### Required task
Please copy the rows verbatim, starting from the very first line and ending with the line that contains "candle-body-up <box>765 333 770 336</box>".

Start of Data to process

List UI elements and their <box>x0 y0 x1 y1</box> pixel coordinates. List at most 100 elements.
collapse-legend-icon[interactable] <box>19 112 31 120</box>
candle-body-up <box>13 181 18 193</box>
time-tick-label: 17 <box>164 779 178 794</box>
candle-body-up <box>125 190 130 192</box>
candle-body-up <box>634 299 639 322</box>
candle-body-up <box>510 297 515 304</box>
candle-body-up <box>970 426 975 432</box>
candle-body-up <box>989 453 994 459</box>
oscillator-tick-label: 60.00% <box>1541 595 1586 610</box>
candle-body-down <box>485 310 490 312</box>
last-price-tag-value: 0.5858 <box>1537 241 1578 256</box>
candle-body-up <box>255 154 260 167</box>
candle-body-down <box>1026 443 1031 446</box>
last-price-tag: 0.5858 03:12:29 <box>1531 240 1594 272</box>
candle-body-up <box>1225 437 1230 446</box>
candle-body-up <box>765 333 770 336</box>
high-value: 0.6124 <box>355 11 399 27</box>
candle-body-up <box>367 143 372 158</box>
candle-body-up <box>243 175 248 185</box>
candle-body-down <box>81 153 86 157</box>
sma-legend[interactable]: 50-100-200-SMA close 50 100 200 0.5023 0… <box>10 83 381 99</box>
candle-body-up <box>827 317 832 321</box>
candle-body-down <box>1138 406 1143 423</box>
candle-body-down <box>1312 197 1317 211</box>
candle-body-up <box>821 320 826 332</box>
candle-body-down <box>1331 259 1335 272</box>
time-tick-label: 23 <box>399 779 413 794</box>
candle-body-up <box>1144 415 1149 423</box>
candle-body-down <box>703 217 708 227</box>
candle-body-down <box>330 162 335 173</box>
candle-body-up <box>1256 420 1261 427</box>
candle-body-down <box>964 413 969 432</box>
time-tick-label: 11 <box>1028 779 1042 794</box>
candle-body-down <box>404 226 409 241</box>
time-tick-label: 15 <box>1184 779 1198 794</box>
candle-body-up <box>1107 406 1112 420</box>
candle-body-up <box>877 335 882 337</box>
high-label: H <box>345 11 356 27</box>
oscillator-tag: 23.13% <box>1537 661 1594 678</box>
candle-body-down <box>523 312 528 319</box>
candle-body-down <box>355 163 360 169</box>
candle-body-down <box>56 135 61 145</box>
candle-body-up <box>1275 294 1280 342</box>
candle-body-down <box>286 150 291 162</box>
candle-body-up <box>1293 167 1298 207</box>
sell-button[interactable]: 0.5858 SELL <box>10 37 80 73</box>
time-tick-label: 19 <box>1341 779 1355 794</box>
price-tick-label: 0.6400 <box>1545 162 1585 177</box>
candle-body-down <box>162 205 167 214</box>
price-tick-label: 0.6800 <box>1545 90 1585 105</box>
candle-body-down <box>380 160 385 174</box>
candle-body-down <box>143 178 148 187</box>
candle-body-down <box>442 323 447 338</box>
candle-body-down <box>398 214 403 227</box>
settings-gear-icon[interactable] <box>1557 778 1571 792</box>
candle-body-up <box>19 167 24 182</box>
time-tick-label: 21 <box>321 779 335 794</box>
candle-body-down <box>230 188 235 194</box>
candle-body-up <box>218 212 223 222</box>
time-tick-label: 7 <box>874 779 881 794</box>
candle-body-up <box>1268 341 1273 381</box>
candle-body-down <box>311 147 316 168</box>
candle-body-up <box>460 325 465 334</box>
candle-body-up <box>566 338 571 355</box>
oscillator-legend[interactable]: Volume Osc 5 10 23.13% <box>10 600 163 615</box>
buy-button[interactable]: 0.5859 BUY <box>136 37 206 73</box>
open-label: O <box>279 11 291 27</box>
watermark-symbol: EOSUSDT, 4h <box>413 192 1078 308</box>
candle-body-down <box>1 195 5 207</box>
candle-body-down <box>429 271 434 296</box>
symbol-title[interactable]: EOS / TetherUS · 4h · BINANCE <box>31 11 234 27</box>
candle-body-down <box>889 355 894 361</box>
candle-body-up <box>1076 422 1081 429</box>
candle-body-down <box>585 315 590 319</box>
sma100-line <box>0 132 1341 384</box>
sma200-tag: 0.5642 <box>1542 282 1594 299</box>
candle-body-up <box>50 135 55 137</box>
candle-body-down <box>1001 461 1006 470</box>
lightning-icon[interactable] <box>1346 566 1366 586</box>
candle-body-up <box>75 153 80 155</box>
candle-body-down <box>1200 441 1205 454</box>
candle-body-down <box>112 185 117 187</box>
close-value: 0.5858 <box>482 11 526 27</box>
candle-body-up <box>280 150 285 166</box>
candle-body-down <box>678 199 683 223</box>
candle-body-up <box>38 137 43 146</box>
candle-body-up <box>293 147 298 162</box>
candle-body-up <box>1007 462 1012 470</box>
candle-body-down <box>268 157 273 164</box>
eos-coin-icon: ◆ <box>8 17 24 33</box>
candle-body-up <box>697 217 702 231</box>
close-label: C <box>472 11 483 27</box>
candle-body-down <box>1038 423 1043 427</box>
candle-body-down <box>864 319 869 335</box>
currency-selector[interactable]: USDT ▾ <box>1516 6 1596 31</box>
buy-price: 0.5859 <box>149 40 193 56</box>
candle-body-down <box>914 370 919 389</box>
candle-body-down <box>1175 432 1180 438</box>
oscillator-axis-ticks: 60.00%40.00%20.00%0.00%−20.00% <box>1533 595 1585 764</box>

End of Data to process

### Expected answer
List UI elements and their <box>x0 y0 x1 y1</box> pixel coordinates. List at most 100 elements.
collapse-legend-icon[interactable] <box>19 112 31 120</box>
candle-body-up <box>13 181 18 193</box>
time-tick-label: 17 <box>164 779 178 794</box>
candle-body-up <box>125 190 130 192</box>
candle-body-up <box>634 299 639 322</box>
candle-body-up <box>510 297 515 304</box>
candle-body-up <box>970 426 975 432</box>
candle-body-up <box>989 453 994 459</box>
oscillator-tick-label: 60.00% <box>1541 595 1586 610</box>
candle-body-down <box>485 310 490 312</box>
last-price-tag-value: 0.5858 <box>1537 241 1578 256</box>
candle-body-up <box>255 154 260 167</box>
candle-body-down <box>1026 443 1031 446</box>
last-price-tag: 0.5858 03:12:29 <box>1531 240 1594 272</box>
candle-body-up <box>1225 437 1230 446</box>
candle-body-up <box>765 333 770 336</box>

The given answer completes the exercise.